[Records supplied start]
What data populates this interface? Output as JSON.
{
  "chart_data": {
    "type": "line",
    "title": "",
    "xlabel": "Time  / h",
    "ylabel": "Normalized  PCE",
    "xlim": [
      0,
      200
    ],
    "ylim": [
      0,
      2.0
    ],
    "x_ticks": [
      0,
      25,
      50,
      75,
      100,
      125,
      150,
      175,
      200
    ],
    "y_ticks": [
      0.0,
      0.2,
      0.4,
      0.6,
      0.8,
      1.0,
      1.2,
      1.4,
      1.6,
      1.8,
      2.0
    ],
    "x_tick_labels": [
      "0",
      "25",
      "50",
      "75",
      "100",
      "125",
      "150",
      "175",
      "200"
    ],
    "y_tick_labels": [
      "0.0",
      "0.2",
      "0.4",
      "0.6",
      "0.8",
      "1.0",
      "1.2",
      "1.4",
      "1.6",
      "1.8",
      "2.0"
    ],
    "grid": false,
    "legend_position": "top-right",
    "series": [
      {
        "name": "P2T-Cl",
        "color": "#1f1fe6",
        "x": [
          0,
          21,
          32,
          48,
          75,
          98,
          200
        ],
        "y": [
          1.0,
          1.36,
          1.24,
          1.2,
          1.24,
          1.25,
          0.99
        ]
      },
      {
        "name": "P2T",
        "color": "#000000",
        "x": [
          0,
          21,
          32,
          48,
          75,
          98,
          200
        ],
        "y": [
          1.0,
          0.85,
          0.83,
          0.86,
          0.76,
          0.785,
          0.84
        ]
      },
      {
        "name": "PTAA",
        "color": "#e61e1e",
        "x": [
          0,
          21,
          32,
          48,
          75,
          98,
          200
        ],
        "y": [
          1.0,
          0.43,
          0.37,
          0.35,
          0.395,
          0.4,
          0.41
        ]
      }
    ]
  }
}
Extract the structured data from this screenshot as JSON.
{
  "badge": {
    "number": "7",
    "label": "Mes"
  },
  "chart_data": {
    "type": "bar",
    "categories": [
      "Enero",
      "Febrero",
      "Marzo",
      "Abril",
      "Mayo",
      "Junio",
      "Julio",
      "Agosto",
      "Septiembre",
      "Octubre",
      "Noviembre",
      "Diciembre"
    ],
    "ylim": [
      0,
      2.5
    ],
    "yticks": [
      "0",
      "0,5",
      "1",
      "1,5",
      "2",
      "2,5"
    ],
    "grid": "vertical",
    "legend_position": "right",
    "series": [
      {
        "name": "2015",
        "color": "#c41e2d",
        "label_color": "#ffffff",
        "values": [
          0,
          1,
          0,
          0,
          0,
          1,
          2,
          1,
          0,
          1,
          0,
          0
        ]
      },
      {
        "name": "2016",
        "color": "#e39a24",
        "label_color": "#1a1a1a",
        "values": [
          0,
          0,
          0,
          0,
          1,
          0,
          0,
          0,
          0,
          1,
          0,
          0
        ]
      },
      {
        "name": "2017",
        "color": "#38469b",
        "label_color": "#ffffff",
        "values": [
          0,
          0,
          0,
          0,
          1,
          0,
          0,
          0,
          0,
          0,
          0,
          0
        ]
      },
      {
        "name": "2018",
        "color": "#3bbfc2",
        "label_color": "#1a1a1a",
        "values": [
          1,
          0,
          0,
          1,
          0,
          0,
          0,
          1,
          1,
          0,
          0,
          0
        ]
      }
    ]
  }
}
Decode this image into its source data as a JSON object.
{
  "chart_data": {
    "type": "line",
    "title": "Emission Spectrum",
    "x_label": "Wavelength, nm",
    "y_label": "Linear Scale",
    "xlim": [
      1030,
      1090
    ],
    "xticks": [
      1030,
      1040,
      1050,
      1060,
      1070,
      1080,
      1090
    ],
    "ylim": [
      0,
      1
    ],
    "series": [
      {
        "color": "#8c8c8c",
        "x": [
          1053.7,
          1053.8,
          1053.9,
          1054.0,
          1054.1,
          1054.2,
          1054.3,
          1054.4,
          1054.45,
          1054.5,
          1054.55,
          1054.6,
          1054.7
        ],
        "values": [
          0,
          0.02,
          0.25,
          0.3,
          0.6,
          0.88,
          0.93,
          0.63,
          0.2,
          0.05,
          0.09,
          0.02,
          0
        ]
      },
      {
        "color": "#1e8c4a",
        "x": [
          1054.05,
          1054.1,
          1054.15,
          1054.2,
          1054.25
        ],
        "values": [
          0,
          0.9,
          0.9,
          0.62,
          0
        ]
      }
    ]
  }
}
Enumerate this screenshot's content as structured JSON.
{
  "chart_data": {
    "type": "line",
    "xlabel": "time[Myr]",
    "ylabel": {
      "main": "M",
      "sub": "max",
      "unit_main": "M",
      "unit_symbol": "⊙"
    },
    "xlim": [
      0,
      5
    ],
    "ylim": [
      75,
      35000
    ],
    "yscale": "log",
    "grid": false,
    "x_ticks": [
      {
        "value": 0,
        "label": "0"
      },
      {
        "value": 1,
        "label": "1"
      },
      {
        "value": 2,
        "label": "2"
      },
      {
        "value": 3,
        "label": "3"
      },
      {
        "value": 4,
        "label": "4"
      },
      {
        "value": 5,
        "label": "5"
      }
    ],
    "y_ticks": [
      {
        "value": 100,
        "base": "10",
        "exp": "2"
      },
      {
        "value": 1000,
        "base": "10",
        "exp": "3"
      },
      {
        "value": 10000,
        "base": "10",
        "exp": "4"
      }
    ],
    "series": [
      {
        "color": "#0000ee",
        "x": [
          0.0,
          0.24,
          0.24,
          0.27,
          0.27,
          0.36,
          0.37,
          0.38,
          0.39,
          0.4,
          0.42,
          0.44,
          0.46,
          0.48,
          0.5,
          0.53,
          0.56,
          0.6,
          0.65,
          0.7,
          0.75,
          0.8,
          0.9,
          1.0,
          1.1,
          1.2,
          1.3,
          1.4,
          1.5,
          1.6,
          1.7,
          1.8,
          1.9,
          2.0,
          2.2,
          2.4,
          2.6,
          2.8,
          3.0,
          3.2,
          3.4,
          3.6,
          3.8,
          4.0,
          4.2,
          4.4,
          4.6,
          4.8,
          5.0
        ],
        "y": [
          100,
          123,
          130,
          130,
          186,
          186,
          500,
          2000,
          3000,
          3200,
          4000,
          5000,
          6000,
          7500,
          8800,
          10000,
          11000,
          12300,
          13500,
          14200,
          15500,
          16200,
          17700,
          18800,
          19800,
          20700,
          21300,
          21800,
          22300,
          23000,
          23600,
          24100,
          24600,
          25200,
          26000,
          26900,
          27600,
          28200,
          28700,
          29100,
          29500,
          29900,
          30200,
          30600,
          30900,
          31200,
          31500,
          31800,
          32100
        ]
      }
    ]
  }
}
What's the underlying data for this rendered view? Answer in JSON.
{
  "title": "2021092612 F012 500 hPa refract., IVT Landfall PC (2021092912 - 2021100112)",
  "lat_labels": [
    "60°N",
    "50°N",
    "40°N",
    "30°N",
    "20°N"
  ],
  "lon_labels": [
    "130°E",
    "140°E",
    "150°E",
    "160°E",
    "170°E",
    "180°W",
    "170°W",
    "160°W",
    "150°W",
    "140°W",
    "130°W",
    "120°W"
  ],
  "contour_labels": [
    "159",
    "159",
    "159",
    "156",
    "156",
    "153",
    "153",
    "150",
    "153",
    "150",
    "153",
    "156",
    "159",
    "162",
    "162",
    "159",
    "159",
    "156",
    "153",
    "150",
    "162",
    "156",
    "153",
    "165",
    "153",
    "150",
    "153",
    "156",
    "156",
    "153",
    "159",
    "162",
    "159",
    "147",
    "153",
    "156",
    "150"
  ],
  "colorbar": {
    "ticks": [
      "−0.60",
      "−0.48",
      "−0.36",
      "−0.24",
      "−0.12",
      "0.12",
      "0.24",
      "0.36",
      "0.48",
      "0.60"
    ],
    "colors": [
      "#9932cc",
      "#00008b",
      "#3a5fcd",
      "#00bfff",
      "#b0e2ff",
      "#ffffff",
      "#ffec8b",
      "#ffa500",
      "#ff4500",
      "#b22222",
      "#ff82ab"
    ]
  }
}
[Records supplied end]
• [Aim of the exercise]:
Where a line above includes "JSON", copy that line.

• [Answer to this task]:
What data populates this interface? Output as JSON.
Extract the structured data from this screenshot as JSON.
Decode this image into its source data as a JSON object.
Enumerate this screenshot's content as structured JSON.
What's the underlying data for this rendered view? Answer in JSON.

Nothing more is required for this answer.